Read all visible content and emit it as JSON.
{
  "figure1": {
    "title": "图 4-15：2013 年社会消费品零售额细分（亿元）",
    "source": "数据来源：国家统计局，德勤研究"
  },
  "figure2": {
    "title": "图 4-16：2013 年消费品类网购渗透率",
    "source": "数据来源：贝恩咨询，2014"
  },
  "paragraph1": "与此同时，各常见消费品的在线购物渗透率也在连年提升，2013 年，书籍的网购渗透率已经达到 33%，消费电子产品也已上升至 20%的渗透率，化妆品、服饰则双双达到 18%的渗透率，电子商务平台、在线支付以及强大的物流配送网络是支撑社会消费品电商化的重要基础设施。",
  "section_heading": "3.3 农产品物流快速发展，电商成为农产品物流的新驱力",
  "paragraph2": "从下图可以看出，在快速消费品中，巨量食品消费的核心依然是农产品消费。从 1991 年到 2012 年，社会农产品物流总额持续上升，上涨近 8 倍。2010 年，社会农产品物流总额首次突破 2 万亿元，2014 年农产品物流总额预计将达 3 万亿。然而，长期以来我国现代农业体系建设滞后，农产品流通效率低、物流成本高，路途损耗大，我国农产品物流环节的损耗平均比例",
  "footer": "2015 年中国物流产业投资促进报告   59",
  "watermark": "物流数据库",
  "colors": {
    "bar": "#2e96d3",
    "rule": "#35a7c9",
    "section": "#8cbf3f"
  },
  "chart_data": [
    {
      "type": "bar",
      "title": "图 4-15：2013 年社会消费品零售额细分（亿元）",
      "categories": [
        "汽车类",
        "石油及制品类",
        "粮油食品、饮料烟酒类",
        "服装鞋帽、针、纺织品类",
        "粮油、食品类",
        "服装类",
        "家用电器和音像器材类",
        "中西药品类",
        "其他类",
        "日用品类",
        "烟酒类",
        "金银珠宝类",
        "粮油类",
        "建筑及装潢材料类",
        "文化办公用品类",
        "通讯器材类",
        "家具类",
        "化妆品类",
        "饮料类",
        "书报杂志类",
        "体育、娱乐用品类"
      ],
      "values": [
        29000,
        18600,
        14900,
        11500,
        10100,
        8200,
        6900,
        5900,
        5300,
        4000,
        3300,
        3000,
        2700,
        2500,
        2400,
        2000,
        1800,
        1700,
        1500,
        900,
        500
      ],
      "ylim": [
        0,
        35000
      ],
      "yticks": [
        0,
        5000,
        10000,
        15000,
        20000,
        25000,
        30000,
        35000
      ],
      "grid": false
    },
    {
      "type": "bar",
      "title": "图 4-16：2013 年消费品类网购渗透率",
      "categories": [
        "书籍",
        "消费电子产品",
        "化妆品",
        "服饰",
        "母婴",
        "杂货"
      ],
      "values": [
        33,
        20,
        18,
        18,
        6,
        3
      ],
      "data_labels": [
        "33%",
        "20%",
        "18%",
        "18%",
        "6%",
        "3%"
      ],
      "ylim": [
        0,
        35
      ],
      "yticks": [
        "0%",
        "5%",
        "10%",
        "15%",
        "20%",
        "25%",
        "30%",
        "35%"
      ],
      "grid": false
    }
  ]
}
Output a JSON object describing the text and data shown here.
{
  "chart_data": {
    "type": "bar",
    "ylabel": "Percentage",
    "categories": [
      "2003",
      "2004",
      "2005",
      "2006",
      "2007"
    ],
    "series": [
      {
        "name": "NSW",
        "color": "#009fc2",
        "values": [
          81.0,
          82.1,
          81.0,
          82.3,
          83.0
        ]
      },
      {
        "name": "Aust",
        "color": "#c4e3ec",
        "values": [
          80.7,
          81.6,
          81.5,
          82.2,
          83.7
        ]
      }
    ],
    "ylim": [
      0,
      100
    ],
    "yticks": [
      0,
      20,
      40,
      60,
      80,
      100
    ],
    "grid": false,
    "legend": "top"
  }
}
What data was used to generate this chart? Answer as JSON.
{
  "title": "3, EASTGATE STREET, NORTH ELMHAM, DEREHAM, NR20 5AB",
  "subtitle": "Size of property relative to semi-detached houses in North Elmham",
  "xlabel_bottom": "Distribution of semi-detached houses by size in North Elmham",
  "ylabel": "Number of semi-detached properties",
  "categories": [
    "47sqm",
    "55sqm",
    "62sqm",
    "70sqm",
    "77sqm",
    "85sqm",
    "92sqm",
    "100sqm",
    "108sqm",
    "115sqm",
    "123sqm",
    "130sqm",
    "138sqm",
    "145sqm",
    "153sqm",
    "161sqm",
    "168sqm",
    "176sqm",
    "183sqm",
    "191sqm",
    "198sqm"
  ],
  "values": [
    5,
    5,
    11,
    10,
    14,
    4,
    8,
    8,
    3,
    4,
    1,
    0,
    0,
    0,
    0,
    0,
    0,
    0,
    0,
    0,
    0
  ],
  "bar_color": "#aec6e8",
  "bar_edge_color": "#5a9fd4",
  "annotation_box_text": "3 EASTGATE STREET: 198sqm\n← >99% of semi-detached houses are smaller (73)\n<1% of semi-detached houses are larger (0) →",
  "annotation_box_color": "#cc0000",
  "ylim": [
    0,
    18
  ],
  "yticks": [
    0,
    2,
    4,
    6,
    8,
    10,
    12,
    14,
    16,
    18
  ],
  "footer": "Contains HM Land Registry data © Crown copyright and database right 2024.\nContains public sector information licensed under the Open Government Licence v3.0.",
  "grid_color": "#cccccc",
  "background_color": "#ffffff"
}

* * * * * * *

## SHORT TASK
Give the number of lines in the entries that hold the word "STREET", and nothing else.

## SOLUTION TO THIS EXERCISE
2